[Extracted records]

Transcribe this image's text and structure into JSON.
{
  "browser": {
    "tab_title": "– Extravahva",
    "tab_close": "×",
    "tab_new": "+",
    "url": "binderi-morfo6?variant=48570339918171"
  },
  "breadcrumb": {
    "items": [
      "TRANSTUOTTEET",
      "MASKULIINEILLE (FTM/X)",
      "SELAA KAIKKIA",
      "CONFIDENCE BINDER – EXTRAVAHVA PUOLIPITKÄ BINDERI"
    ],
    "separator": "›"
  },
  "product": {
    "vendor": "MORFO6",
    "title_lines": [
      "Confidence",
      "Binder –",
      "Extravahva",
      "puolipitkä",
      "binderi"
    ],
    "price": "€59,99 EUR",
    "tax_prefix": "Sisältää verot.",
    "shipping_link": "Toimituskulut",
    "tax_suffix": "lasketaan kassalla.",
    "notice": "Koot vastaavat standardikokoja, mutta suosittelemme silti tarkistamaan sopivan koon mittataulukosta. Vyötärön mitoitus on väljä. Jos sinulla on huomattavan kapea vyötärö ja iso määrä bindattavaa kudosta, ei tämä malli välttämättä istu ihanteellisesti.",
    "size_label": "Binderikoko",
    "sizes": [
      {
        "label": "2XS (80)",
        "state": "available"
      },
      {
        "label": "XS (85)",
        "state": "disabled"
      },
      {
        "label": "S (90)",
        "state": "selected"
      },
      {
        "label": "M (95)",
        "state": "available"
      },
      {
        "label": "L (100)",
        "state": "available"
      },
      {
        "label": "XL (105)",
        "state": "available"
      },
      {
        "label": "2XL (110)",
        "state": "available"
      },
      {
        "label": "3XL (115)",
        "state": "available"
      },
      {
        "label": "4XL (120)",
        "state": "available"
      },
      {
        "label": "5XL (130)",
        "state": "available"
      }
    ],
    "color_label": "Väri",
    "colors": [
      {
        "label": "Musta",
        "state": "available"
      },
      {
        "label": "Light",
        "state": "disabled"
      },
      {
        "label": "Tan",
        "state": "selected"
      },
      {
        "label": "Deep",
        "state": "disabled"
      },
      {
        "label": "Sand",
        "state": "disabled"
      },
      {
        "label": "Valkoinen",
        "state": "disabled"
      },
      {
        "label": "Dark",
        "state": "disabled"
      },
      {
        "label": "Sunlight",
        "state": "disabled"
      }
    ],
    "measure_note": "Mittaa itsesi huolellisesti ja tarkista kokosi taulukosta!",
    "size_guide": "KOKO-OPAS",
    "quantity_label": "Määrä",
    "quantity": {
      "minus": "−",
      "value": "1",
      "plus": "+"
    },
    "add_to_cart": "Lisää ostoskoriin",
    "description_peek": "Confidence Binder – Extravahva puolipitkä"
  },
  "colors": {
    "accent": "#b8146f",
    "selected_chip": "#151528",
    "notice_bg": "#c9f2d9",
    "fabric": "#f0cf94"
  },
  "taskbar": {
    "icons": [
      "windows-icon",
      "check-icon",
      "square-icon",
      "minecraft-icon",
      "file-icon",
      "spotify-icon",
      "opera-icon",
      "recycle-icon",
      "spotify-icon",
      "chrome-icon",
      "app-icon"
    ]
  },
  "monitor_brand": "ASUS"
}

§ REQUIREMENTS
Reproduce all of the material above word for word.

§ TASK SOLUTION
Transcribe this image's text and structure into JSON.
{
  "browser": {
    "tab_title": "– Extravahva",
    "tab_close": "×",
    "tab_new": "+",
    "url": "binderi-morfo6?variant=48570339918171"
  },
  "breadcrumb": {
    "items": [
      "TRANSTUOTTEET",
      "MASKULIINEILLE (FTM/X)",
      "SELAA KAIKKIA",
      "CONFIDENCE BINDER – EXTRAVAHVA PUOLIPITKÄ BINDERI"
    ],
    "separator": "›"
  },
  "product": {
    "vendor": "MORFO6",
    "title_lines": [
      "Confidence",
      "Binder –",
      "Extravahva",
      "puolipitkä",
      "binderi"
    ],
    "price": "€59,99 EUR",
    "tax_prefix": "Sisältää verot.",
    "shipping_link": "Toimituskulut",
    "tax_suffix": "lasketaan kassalla.",
    "notice": "Koot vastaavat standardikokoja, mutta suosittelemme silti tarkistamaan sopivan koon mittataulukosta. Vyötärön mitoitus on väljä. Jos sinulla on huomattavan kapea vyötärö ja iso määrä bindattavaa kudosta, ei tämä malli välttämättä istu ihanteellisesti.",
    "size_label": "Binderikoko",
    "sizes": [
      {
        "label": "2XS (80)",
        "state": "available"
      },
      {
        "label": "XS (85)",
        "state": "disabled"
      },
      {
        "label": "S (90)",
        "state": "selected"
      },
      {
        "label": "M (95)",
        "state": "available"
      },
      {
        "label": "L (100)",
        "state": "available"
      },
      {
        "label": "XL (105)",
        "state": "available"
      },
      {
        "label": "2XL (110)",
        "state": "available"
      },
      {
        "label": "3XL (115)",
        "state": "available"
      },
      {
        "label": "4XL (120)",
        "state": "available"
      },
      {
        "label": "5XL (130)",
        "state": "available"
      }
    ],
    "color_label": "Väri",
    "colors": [
      {
        "label": "Musta",
        "state": "available"
      },
      {
        "label": "Light",
        "state": "disabled"
      },
      {
        "label": "Tan",
        "state": "selected"
      },
      {
        "label": "Deep",
        "state": "disabled"
      },
      {
        "label": "Sand",
        "state": "disabled"
      },
      {
        "label": "Valkoinen",
        "state": "disabled"
      },
      {
        "label": "Dark",
        "state": "disabled"
      },
      {
        "label": "Sunlight",
        "state": "disabled"
      }
    ],
    "measure_note": "Mittaa itsesi huolellisesti ja tarkista kokosi taulukosta!",
    "size_guide": "KOKO-OPAS",
    "quantity_label": "Määrä",
    "quantity": {
      "minus": "−",
      "value": "1",
      "plus": "+"
    },
    "add_to_cart": "Lisää ostoskoriin",
    "description_peek": "Confidence Binder – Extravahva puolipitkä"
  },
  "colors": {
    "accent": "#b8146f",
    "selected_chip": "#151528",
    "notice_bg": "#c9f2d9",
    "fabric": "#f0cf94"
  },
  "taskbar": {
    "icons": [
      "windows-icon",
      "check-icon",
      "square-icon",
      "minecraft-icon",
      "file-icon",
      "spotify-icon",
      "opera-icon",
      "recycle-icon",
      "spotify-icon",
      "chrome-icon",
      "app-icon"
    ]
  },
  "monitor_brand": "ASUS"
}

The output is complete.